Exercise prompt: Output a single figure: the number of lines in which the word "required" appears.

Records for this exercise:
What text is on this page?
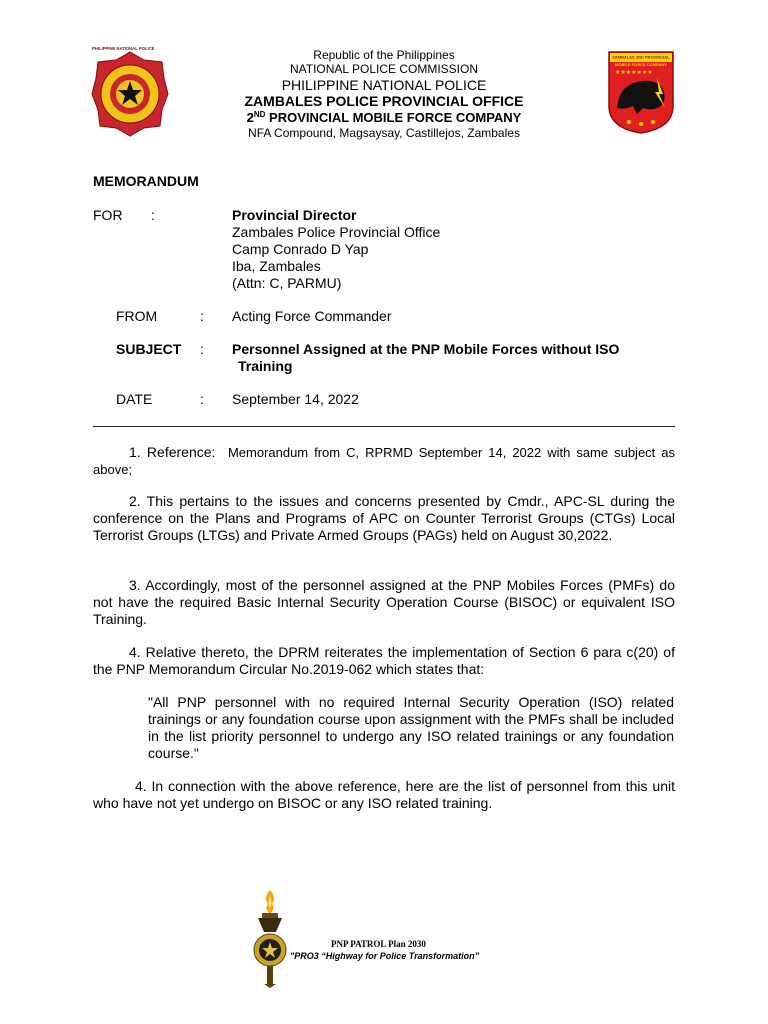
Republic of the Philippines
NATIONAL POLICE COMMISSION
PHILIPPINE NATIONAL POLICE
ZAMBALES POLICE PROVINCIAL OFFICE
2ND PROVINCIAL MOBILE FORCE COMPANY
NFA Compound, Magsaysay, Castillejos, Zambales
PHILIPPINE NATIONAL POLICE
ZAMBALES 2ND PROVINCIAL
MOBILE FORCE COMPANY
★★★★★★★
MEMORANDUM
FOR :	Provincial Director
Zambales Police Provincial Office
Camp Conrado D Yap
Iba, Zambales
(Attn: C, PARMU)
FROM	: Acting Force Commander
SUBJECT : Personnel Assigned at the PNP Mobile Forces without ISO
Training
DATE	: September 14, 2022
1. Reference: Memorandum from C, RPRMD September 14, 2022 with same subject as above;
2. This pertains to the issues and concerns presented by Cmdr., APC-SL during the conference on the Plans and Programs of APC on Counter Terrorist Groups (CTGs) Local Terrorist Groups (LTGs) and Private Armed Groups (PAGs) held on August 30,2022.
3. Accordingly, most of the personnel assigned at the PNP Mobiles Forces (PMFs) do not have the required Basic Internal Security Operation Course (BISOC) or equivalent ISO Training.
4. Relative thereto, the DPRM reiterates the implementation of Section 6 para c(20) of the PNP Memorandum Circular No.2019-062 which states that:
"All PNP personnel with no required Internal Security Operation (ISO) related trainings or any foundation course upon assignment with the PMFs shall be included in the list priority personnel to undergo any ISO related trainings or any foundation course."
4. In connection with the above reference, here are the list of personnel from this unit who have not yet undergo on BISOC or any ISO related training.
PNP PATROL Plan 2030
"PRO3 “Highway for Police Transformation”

==

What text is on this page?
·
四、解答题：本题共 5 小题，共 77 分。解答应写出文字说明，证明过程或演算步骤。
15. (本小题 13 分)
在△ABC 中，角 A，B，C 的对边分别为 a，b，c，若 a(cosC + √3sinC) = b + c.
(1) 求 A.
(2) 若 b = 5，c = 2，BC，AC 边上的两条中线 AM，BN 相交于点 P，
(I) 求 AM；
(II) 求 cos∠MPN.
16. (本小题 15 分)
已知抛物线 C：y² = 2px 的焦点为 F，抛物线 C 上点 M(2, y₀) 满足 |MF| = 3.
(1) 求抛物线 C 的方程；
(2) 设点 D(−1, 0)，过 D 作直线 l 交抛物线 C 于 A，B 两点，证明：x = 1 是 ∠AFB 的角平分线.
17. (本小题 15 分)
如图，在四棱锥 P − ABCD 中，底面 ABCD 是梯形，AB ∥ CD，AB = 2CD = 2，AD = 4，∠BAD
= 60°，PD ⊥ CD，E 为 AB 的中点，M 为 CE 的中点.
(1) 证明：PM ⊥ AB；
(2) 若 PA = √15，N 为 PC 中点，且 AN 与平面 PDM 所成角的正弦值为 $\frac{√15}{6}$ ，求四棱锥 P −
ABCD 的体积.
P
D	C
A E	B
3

Expected output: 2